[Stored items]
—————

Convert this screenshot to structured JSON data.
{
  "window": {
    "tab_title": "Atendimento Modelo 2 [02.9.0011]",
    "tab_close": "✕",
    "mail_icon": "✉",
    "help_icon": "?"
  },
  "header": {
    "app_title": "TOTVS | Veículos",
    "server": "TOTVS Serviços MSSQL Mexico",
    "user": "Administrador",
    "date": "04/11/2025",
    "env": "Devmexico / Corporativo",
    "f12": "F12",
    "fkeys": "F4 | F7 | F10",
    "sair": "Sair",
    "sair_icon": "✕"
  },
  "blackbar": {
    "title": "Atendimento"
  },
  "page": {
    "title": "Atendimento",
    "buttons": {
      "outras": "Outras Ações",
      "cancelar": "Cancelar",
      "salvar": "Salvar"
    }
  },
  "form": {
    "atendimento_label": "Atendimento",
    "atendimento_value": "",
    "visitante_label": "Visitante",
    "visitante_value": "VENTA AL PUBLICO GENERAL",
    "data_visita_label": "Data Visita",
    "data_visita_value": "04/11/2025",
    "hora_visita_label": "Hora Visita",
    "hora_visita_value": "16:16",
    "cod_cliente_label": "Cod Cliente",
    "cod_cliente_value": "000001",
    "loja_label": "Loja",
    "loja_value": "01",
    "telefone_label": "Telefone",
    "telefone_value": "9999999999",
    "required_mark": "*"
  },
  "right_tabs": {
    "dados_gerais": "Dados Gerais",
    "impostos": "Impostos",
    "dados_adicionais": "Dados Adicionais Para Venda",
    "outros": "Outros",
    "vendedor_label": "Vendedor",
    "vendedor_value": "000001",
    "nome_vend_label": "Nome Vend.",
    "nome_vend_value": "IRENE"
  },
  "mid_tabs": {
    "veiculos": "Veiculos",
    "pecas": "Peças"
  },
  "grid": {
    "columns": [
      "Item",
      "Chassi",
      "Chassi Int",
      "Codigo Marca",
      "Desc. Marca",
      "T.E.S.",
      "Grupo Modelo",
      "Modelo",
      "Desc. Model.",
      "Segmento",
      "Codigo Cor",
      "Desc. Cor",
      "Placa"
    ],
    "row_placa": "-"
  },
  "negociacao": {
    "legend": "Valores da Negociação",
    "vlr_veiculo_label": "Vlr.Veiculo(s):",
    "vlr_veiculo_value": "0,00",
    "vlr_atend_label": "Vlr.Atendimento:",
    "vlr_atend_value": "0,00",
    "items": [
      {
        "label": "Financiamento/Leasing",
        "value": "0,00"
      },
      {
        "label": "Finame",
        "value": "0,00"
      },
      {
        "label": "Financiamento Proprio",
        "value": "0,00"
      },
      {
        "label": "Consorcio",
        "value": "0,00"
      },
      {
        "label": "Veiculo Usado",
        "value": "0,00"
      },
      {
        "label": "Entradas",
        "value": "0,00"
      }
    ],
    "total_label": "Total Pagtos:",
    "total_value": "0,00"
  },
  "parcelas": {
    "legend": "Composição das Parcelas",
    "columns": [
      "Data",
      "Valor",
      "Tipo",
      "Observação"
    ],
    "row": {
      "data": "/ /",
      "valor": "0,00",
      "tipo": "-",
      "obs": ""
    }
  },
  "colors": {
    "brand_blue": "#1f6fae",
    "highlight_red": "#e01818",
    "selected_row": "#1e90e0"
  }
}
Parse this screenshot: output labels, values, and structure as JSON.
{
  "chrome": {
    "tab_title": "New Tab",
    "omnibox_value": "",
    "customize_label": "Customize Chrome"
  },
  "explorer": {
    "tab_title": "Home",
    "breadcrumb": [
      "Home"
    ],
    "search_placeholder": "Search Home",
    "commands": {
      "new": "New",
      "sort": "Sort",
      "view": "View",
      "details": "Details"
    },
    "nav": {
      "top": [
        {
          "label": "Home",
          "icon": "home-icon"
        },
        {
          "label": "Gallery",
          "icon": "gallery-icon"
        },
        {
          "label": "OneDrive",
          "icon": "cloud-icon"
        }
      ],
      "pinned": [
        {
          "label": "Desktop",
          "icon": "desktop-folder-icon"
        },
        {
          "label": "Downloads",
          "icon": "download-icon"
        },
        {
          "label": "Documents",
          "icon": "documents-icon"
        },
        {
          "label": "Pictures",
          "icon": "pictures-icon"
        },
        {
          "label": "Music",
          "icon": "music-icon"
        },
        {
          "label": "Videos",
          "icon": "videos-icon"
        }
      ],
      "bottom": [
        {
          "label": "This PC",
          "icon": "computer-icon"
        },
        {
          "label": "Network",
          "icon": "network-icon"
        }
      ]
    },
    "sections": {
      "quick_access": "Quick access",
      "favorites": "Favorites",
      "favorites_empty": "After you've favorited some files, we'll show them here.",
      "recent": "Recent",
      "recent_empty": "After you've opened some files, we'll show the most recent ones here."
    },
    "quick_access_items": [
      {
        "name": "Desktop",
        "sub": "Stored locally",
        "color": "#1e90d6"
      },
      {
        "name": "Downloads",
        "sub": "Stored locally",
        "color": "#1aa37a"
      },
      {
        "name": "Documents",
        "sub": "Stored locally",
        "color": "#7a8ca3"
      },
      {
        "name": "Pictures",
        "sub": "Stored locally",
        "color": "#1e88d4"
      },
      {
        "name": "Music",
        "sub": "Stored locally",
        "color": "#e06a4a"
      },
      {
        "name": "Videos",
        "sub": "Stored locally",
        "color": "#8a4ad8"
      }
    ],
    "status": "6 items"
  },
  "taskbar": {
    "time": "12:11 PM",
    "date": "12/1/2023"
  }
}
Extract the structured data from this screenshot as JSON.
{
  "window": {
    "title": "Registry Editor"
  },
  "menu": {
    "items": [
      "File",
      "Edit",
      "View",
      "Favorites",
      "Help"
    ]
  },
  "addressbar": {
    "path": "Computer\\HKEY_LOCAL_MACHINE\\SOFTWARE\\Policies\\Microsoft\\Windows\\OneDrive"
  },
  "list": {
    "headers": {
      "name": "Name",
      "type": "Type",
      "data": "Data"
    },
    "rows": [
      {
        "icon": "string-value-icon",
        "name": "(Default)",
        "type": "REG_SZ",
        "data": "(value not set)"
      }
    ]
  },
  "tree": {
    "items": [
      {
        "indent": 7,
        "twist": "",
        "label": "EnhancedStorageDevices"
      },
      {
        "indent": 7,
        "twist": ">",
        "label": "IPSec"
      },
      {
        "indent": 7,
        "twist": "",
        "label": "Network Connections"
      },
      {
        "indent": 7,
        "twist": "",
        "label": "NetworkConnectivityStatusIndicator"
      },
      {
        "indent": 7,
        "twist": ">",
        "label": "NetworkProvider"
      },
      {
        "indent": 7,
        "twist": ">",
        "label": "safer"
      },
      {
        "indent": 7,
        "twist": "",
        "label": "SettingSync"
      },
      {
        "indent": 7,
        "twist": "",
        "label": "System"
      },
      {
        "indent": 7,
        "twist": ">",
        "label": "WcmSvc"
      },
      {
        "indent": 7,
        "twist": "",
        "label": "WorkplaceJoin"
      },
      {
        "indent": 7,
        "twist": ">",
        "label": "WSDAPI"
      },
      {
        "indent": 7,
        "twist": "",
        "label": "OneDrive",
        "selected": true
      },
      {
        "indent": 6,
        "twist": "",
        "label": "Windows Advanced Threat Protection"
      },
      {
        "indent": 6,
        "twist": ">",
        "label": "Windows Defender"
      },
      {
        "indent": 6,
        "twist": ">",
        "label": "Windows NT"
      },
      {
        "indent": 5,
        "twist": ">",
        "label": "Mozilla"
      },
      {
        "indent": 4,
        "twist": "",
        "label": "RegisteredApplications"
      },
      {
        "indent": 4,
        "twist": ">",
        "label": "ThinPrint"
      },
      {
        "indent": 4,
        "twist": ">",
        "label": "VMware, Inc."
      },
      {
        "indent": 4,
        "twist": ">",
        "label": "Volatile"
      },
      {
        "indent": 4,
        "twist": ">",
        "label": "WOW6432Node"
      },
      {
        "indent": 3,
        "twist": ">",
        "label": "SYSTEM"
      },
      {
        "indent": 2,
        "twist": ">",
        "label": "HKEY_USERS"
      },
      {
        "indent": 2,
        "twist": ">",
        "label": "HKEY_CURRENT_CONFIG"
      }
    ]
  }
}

—————

How many lines in the records above contain the word "legend"? Reply with the number and nothing more.

2